• **Problem**
Output every entry exactly as written, skipping any pictures.

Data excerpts
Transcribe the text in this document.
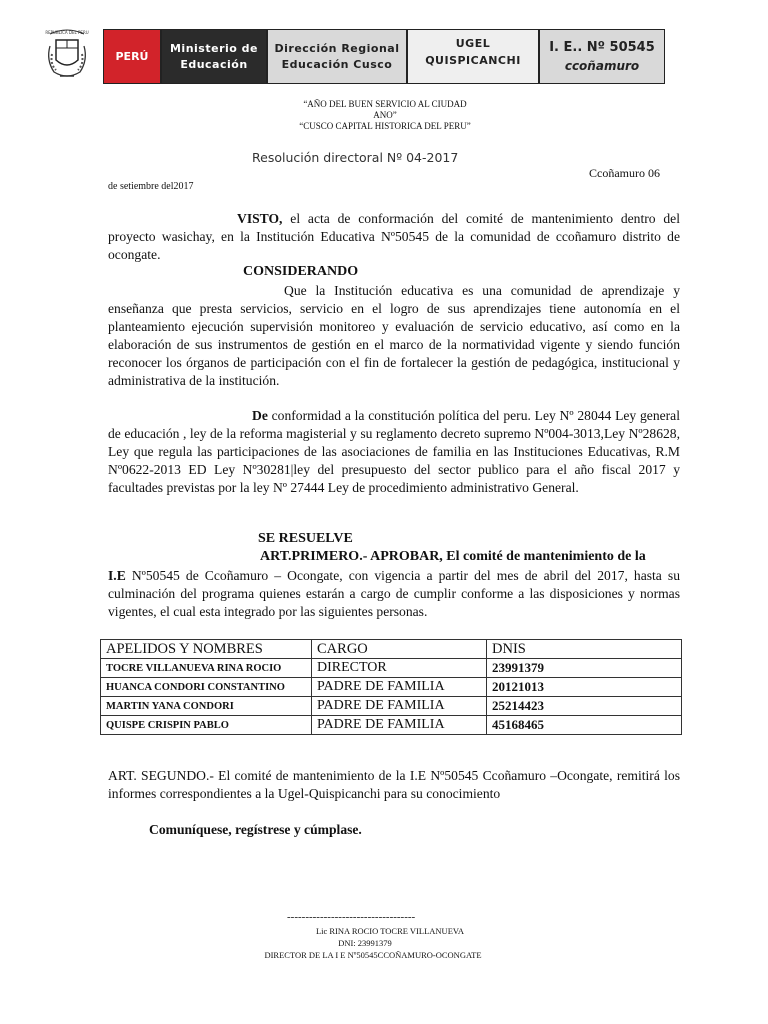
REPUBLICA DEL PERU
PERÚ
Ministerio de
Educación
Dirección Regional
Educación Cusco
UGEL
QUISPICANCHI
I. E.. Nº 50545
ccoñamuro
“AÑO DEL BUEN SERVICIO AL CIUDAD
ANO”
“CUSCO CAPITAL HISTORICA DEL PERU”
Resolución directoral Nº 04-2017
Ccoñamuro 06
de setiembre del2017
VISTO, el acta de conformación del comité de mantenimiento dentro del proyecto wasichay, en la Institución Educativa Nº50545 de la comunidad de ccoñamuro distrito de ocongate.
CONSIDERANDO
Que la Institución educativa es una comunidad de aprendizaje y enseñanza que presta servicios, servicio en el logro de sus aprendizajes tiene autonomía en el planteamiento ejecución supervisión monitoreo y evaluación de servicio educativo, así como en la elaboración de sus instrumentos de gestión en el marco de la normatividad vigente y siendo función reconocer los órganos de participación con el fin de fortalecer la gestión de pedagógica, institucional y administrativa de la institución.
De conformidad a la constitución política del peru. Ley Nº 28044 Ley general de educación , ley de la reforma magisterial y su reglamento decreto supremo Nº004-3013,Ley Nº28628, Ley que regula las participaciones de las asociaciones de familia en las Instituciones Educativas, R.M Nº0622-2013 ED Ley Nº30281|ley del presupuesto del sector publico para el año fiscal 2017 y facultades previstas por la ley Nº 27444 Ley de procedimiento administrativo General.
SE RESUELVE
ART.PRIMERO.- APROBAR, El comité de mantenimiento de la
I.E Nº50545 de Ccoñamuro – Ocongate, con vigencia a partir del mes de abril del 2017, hasta su culminación del programa quienes estarán a cargo de cumplir conforme a las disposiciones y normas vigentes, el cual esta integrado por las siguientes personas.
APELIDOS Y NOMBRES	CARGO	DNIS
TOCRE VILLANUEVA RINA ROCIO	DIRECTOR	23991379
HUANCA CONDORI CONSTANTINO	PADRE DE FAMILIA	20121013
MARTIN YANA CONDORI	PADRE DE FAMILIA	25214423
QUISPE CRISPIN PABLO	PADRE DE FAMILIA	45168465
ART. SEGUNDO.- El comité de mantenimiento de la I.E Nº50545 Ccoñamuro –Ocongate, remitirá los informes correspondientes a la Ugel-Quispicanchi para su conocimiento
Comuníquese, regístrese y cúmplase.
-----------------------------------
Lic RINA ROCIO TOCRE VILLANUEVA
DNI: 23991379
DIRECTOR DE LA I E Nº50545CCOÑAMURO-OCONGATE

• **Correct answer**
Transcribe the text in this document.
REPUBLICA DEL PERU
PERÚ
Ministerio de
Educación
Dirección Regional
Educación Cusco
UGEL
QUISPICANCHI
I. E.. Nº 50545
ccoñamuro
“AÑO DEL BUEN SERVICIO AL CIUDAD
ANO”
“CUSCO CAPITAL HISTORICA DEL PERU”
Resolución directoral Nº 04-2017
Ccoñamuro 06
de setiembre del2017
VISTO, el acta de conformación del comité de mantenimiento dentro del proyecto wasichay, en la Institución Educativa Nº50545 de la comunidad de ccoñamuro distrito de ocongate.
CONSIDERANDO
Que la Institución educativa es una comunidad de aprendizaje y enseñanza que presta servicios, servicio en el logro de sus aprendizajes tiene autonomía en el planteamiento ejecución supervisión monitoreo y evaluación de servicio educativo, así como en la elaboración de sus instrumentos de gestión en el marco de la normatividad vigente y siendo función reconocer los órganos de participación con el fin de fortalecer la gestión de pedagógica, institucional y administrativa de la institución.
De conformidad a la constitución política del peru. Ley Nº 28044 Ley general de educación , ley de la reforma magisterial y su reglamento decreto supremo Nº004-3013,Ley Nº28628, Ley que regula las participaciones de las asociaciones de familia en las Instituciones Educativas, R.M Nº0622-2013 ED Ley Nº30281|ley del presupuesto del sector publico para el año fiscal 2017 y facultades previstas por la ley Nº 27444 Ley de procedimiento administrativo General.
SE RESUELVE
ART.PRIMERO.- APROBAR, El comité de mantenimiento de la
I.E Nº50545 de Ccoñamuro – Ocongate, con vigencia a partir del mes de abril del 2017, hasta su culminación del programa quienes estarán a cargo de cumplir conforme a las disposiciones y normas vigentes, el cual esta integrado por las siguientes personas.
APELIDOS Y NOMBRES	CARGO	DNIS
TOCRE VILLANUEVA RINA ROCIO	DIRECTOR	23991379
HUANCA CONDORI CONSTANTINO	PADRE DE FAMILIA	20121013
MARTIN YANA CONDORI	PADRE DE FAMILIA	25214423
QUISPE CRISPIN PABLO	PADRE DE FAMILIA	45168465
ART. SEGUNDO.- El comité de mantenimiento de la I.E Nº50545 Ccoñamuro –Ocongate, remitirá los informes correspondientes a la Ugel-Quispicanchi para su conocimiento
Comuníquese, regístrese y cúmplase.
-----------------------------------
Lic RINA ROCIO TOCRE VILLANUEVA
DNI: 23991379
DIRECTOR DE LA I E Nº50545CCOÑAMURO-OCONGATE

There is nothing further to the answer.